Exercise objective:
Transcribe the data that follows precisely, omitting nothing.

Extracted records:
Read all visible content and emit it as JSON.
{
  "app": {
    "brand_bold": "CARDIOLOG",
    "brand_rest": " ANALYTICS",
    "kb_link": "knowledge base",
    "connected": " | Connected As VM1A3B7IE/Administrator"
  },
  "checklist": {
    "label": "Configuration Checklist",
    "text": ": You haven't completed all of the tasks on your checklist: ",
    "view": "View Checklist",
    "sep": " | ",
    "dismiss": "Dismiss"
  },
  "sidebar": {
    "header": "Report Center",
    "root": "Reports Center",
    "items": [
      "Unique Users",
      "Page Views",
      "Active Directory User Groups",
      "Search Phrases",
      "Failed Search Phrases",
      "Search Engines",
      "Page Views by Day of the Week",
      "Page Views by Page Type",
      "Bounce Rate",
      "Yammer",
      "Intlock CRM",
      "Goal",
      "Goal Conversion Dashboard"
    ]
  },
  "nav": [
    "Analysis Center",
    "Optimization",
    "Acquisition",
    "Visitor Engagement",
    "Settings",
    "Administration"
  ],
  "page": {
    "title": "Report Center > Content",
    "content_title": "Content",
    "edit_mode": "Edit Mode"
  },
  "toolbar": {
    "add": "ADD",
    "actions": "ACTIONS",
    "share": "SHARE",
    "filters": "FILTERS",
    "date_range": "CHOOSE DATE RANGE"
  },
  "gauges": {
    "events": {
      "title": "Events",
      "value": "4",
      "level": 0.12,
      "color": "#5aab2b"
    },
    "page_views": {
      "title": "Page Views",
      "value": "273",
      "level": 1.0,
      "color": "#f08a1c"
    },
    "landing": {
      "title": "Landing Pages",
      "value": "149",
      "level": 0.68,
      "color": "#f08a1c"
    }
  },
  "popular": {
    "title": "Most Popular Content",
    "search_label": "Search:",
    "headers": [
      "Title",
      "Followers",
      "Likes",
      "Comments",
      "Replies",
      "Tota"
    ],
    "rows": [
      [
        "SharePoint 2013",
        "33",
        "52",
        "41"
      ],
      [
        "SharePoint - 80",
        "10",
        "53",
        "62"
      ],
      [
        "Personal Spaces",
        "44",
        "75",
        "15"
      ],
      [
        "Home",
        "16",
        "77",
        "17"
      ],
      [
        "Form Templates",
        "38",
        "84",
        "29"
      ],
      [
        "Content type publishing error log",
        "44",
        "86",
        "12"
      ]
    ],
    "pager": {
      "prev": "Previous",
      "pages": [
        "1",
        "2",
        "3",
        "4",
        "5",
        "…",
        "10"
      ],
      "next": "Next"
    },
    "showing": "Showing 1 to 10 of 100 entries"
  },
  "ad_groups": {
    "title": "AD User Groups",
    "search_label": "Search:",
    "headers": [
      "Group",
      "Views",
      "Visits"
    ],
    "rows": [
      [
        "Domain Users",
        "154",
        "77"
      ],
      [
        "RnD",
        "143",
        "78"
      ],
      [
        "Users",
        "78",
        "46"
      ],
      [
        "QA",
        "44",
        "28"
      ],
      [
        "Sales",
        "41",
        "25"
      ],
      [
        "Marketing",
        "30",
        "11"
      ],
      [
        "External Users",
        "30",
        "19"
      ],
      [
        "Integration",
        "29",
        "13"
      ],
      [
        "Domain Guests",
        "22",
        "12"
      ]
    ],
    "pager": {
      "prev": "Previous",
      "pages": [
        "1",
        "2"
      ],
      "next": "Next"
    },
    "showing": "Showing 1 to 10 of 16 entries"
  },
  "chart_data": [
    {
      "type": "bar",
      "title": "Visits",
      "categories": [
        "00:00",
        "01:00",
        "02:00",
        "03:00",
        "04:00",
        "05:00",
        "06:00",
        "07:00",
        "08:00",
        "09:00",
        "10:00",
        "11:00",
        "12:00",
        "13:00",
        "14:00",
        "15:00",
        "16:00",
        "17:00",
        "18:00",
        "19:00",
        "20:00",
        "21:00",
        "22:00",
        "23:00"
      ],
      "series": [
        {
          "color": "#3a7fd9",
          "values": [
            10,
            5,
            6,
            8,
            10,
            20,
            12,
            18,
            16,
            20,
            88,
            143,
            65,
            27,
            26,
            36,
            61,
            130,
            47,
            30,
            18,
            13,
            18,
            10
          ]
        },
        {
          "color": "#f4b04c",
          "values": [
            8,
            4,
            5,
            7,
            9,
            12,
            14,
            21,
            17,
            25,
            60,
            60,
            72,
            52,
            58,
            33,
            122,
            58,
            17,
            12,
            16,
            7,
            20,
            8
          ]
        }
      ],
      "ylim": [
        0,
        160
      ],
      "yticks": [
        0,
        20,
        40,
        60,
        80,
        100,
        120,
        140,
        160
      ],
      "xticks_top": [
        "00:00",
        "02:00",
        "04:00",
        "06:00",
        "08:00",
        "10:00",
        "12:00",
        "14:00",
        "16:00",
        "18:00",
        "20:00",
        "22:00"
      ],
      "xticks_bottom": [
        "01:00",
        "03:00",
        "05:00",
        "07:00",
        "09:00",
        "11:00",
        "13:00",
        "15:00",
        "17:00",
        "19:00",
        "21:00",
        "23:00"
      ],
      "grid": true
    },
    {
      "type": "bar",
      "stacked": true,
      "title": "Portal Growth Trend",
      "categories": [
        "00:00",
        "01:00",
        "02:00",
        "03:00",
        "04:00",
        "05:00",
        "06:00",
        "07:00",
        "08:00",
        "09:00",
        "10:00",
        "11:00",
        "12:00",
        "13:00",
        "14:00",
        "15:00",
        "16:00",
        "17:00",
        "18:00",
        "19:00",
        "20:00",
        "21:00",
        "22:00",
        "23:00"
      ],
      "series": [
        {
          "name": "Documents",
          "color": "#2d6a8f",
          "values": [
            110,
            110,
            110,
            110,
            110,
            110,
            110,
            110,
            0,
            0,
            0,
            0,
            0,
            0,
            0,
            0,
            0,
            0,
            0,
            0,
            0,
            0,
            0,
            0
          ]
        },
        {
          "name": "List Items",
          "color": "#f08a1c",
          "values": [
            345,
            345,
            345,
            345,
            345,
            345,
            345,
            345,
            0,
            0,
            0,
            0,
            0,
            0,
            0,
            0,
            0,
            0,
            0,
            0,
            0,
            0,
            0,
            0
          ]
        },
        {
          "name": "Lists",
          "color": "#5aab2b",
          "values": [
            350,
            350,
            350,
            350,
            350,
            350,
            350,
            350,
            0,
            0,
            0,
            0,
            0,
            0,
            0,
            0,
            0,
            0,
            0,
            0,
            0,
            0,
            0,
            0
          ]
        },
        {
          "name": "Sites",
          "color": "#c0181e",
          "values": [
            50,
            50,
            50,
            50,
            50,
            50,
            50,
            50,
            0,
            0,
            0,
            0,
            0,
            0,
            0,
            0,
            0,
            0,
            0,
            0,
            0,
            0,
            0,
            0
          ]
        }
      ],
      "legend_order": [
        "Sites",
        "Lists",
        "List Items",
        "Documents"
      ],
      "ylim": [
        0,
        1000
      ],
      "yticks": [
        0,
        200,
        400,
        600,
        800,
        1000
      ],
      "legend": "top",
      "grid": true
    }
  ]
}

The answer:
Read all visible content and emit it as JSON.
{
  "app": {
    "brand_bold": "CARDIOLOG",
    "brand_rest": " ANALYTICS",
    "kb_link": "knowledge base",
    "connected": " | Connected As VM1A3B7IE/Administrator"
  },
  "checklist": {
    "label": "Configuration Checklist",
    "text": ": You haven't completed all of the tasks on your checklist: ",
    "view": "View Checklist",
    "sep": " | ",
    "dismiss": "Dismiss"
  },
  "sidebar": {
    "header": "Report Center",
    "root": "Reports Center",
    "items": [
      "Unique Users",
      "Page Views",
      "Active Directory User Groups",
      "Search Phrases",
      "Failed Search Phrases",
      "Search Engines",
      "Page Views by Day of the Week",
      "Page Views by Page Type",
      "Bounce Rate",
      "Yammer",
      "Intlock CRM",
      "Goal",
      "Goal Conversion Dashboard"
    ]
  },
  "nav": [
    "Analysis Center",
    "Optimization",
    "Acquisition",
    "Visitor Engagement",
    "Settings",
    "Administration"
  ],
  "page": {
    "title": "Report Center > Content",
    "content_title": "Content",
    "edit_mode": "Edit Mode"
  },
  "toolbar": {
    "add": "ADD",
    "actions": "ACTIONS",
    "share": "SHARE",
    "filters": "FILTERS",
    "date_range": "CHOOSE DATE RANGE"
  },
  "gauges": {
    "events": {
      "title": "Events",
      "value": "4",
      "level": 0.12,
      "color": "#5aab2b"
    },
    "page_views": {
      "title": "Page Views",
      "value": "273",
      "level": 1.0,
      "color": "#f08a1c"
    },
    "landing": {
      "title": "Landing Pages",
      "value": "149",
      "level": 0.68,
      "color": "#f08a1c"
    }
  },
  "popular": {
    "title": "Most Popular Content",
    "search_label": "Search:",
    "headers": [
      "Title",
      "Followers",
      "Likes",
      "Comments",
      "Replies",
      "Tota"
    ],
    "rows": [
      [
        "SharePoint 2013",
        "33",
        "52",
        "41"
      ],
      [
        "SharePoint - 80",
        "10",
        "53",
        "62"
      ],
      [
        "Personal Spaces",
        "44",
        "75",
        "15"
      ],
      [
        "Home",
        "16",
        "77",
        "17"
      ],
      [
        "Form Templates",
        "38",
        "84",
        "29"
      ],
      [
        "Content type publishing error log",
        "44",
        "86",
        "12"
      ]
    ],
    "pager": {
      "prev": "Previous",
      "pages": [
        "1",
        "2",
        "3",
        "4",
        "5",
        "…",
        "10"
      ],
      "next": "Next"
    },
    "showing": "Showing 1 to 10 of 100 entries"
  },
  "ad_groups": {
    "title": "AD User Groups",
    "search_label": "Search:",
    "headers": [
      "Group",
      "Views",
      "Visits"
    ],
    "rows": [
      [
        "Domain Users",
        "154",
        "77"
      ],
      [
        "RnD",
        "143",
        "78"
      ],
      [
        "Users",
        "78",
        "46"
      ],
      [
        "QA",
        "44",
        "28"
      ],
      [
        "Sales",
        "41",
        "25"
      ],
      [
        "Marketing",
        "30",
        "11"
      ],
      [
        "External Users",
        "30",
        "19"
      ],
      [
        "Integration",
        "29",
        "13"
      ],
      [
        "Domain Guests",
        "22",
        "12"
      ]
    ],
    "pager": {
      "prev": "Previous",
      "pages": [
        "1",
        "2"
      ],
      "next": "Next"
    },
    "showing": "Showing 1 to 10 of 16 entries"
  },
  "chart_data": [
    {
      "type": "bar",
      "title": "Visits",
      "categories": [
        "00:00",
        "01:00",
        "02:00",
        "03:00",
        "04:00",
        "05:00",
        "06:00",
        "07:00",
        "08:00",
        "09:00",
        "10:00",
        "11:00",
        "12:00",
        "13:00",
        "14:00",
        "15:00",
        "16:00",
        "17:00",
        "18:00",
        "19:00",
        "20:00",
        "21:00",
        "22:00",
        "23:00"
      ],
      "series": [
        {
          "color": "#3a7fd9",
          "values": [
            10,
            5,
            6,
            8,
            10,
            20,
            12,
            18,
            16,
            20,
            88,
            143,
            65,
            27,
            26,
            36,
            61,
            130,
            47,
            30,
            18,
            13,
            18,
            10
          ]
        },
        {
          "color": "#f4b04c",
          "values": [
            8,
            4,
            5,
            7,
            9,
            12,
            14,
            21,
            17,
            25,
            60,
            60,
            72,
            52,
            58,
            33,
            122,
            58,
            17,
            12,
            16,
            7,
            20,
            8
          ]
        }
      ],
      "ylim": [
        0,
        160
      ],
      "yticks": [
        0,
        20,
        40,
        60,
        80,
        100,
        120,
        140,
        160
      ],
      "xticks_top": [
        "00:00",
        "02:00",
        "04:00",
        "06:00",
        "08:00",
        "10:00",
        "12:00",
        "14:00",
        "16:00",
        "18:00",
        "20:00",
        "22:00"
      ],
      "xticks_bottom": [
        "01:00",
        "03:00",
        "05:00",
        "07:00",
        "09:00",
        "11:00",
        "13:00",
        "15:00",
        "17:00",
        "19:00",
        "21:00",
        "23:00"
      ],
      "grid": true
    },
    {
      "type": "bar",
      "stacked": true,
      "title": "Portal Growth Trend",
      "categories": [
        "00:00",
        "01:00",
        "02:00",
        "03:00",
        "04:00",
        "05:00",
        "06:00",
        "07:00",
        "08:00",
        "09:00",
        "10:00",
        "11:00",
        "12:00",
        "13:00",
        "14:00",
        "15:00",
        "16:00",
        "17:00",
        "18:00",
        "19:00",
        "20:00",
        "21:00",
        "22:00",
        "23:00"
      ],
      "series": [
        {
          "name": "Documents",
          "color": "#2d6a8f",
          "values": [
            110,
            110,
            110,
            110,
            110,
            110,
            110,
            110,
            0,
            0,
            0,
            0,
            0,
            0,
            0,
            0,
            0,
            0,
            0,
            0,
            0,
            0,
            0,
            0
          ]
        },
        {
          "name": "List Items",
          "color": "#f08a1c",
          "values": [
            345,
            345,
            345,
            345,
            345,
            345,
            345,
            345,
            0,
            0,
            0,
            0,
            0,
            0,
            0,
            0,
            0,
            0,
            0,
            0,
            0,
            0,
            0,
            0
          ]
        },
        {
          "name": "Lists",
          "color": "#5aab2b",
          "values": [
            350,
            350,
            350,
            350,
            350,
            350,
            350,
            350,
            0,
            0,
            0,
            0,
            0,
            0,
            0,
            0,
            0,
            0,
            0,
            0,
            0,
            0,
            0,
            0
          ]
        },
        {
          "name": "Sites",
          "color": "#c0181e",
          "values": [
            50,
            50,
            50,
            50,
            50,
            50,
            50,
            50,
            0,
            0,
            0,
            0,
            0,
            0,
            0,
            0,
            0,
            0,
            0,
            0,
            0,
            0,
            0,
            0
          ]
        }
      ],
      "legend_order": [
        "Sites",
        "Lists",
        "List Items",
        "Documents"
      ],
      "ylim": [
        0,
        1000
      ],
      "yticks": [
        0,
        200,
        400,
        600,
        800,
        1000
      ],
      "legend": "top",
      "grid": true
    }
  ]
}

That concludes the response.